● **INSTRUCTION**: Rewrite everything from the start of the items down to the line containing "The pixel element 5A3113 is at (937, 592).", replacing "cross-sectional view" with "sectional view" and leaving all else unchanged. Return only those lines.

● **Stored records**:
————
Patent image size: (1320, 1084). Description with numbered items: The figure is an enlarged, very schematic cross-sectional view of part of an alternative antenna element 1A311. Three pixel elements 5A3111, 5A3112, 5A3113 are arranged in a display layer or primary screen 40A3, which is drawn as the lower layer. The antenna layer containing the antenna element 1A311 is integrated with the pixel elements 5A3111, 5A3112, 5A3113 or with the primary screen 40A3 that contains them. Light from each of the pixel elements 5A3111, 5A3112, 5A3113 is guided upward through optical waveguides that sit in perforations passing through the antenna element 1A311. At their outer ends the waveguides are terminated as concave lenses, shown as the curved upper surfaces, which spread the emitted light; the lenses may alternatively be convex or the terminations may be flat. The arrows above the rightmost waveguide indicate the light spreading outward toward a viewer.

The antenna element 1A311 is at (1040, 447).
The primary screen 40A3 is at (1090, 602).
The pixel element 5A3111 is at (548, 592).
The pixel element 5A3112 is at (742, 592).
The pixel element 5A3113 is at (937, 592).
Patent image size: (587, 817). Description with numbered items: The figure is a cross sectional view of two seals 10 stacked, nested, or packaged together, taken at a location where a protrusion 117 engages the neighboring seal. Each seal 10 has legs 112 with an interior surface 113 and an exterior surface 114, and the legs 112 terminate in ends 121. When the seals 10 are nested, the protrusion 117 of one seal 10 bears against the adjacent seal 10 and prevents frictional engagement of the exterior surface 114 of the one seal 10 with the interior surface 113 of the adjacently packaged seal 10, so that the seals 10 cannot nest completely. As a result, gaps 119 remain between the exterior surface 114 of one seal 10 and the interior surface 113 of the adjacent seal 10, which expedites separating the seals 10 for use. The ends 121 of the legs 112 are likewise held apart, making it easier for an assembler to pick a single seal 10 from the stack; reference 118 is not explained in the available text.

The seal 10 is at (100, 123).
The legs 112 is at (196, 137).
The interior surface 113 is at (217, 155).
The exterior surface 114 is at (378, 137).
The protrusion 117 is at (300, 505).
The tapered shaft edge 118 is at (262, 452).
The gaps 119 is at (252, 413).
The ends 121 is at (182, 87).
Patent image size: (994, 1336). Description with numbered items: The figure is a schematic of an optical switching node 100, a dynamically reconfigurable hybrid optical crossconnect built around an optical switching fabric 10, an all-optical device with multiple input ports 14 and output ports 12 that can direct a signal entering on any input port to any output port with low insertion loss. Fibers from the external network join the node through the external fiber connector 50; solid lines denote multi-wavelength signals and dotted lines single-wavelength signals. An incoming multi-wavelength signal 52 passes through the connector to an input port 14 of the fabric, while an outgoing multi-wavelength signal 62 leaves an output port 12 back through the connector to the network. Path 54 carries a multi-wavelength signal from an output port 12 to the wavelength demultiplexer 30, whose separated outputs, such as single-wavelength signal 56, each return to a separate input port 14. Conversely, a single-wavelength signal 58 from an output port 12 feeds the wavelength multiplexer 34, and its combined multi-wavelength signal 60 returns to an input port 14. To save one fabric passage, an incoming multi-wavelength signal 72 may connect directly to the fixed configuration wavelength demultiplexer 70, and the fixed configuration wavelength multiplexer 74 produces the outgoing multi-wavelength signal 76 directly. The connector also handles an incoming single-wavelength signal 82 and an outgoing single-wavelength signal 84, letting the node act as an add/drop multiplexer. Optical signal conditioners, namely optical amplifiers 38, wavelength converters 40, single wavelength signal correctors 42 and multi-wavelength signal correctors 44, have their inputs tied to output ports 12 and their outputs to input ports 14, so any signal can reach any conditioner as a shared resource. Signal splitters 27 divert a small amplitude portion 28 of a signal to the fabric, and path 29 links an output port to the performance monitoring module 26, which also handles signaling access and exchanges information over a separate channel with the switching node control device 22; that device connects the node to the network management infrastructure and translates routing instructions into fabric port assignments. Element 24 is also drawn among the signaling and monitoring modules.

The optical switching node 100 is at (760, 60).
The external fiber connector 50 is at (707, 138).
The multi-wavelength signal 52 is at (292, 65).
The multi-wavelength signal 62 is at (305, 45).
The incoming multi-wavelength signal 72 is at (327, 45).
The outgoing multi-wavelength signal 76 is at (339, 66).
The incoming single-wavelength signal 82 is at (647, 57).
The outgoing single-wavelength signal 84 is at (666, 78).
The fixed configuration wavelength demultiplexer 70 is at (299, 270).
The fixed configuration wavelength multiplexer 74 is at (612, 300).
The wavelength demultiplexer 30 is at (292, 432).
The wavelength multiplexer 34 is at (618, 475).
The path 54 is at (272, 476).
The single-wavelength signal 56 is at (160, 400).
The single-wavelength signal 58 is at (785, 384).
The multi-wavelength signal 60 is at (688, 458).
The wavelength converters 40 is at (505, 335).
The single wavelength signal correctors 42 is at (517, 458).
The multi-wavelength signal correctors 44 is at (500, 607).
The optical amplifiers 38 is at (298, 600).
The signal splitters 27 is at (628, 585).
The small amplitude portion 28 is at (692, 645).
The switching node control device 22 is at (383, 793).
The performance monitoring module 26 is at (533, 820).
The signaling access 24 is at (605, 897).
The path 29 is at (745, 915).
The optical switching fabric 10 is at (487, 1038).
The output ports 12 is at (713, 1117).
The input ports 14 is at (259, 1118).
————
● **SOLUTION TO THE EXERCISE**:
Patent image size: (1320, 1084). Description with numbered items: The figure is an enlarged, very schematic sectional view of part of an alternative antenna element 1A311. Three pixel elements 5A3111, 5A3112, 5A3113 are arranged in a display layer or primary screen 40A3, which is drawn as the lower layer. The antenna layer containing the antenna element 1A311 is integrated with the pixel elements 5A3111, 5A3112, 5A3113 or with the primary screen 40A3 that contains them. Light from each of the pixel elements 5A3111, 5A3112, 5A3113 is guided upward through optical waveguides that sit in perforations passing through the antenna element 1A311. At their outer ends the waveguides are terminated as concave lenses, shown as the curved upper surfaces, which spread the emitted light; the lenses may alternatively be convex or the terminations may be flat. The arrows above the rightmost waveguide indicate the light spreading outward toward a viewer.

The antenna element 1A311 is at (1040, 447).
The primary screen 40A3 is at (1090, 602).
The pixel element 5A3111 is at (548, 592).
The pixel element 5A3112 is at (742, 592).
The pixel element 5A3113 is at (937, 592).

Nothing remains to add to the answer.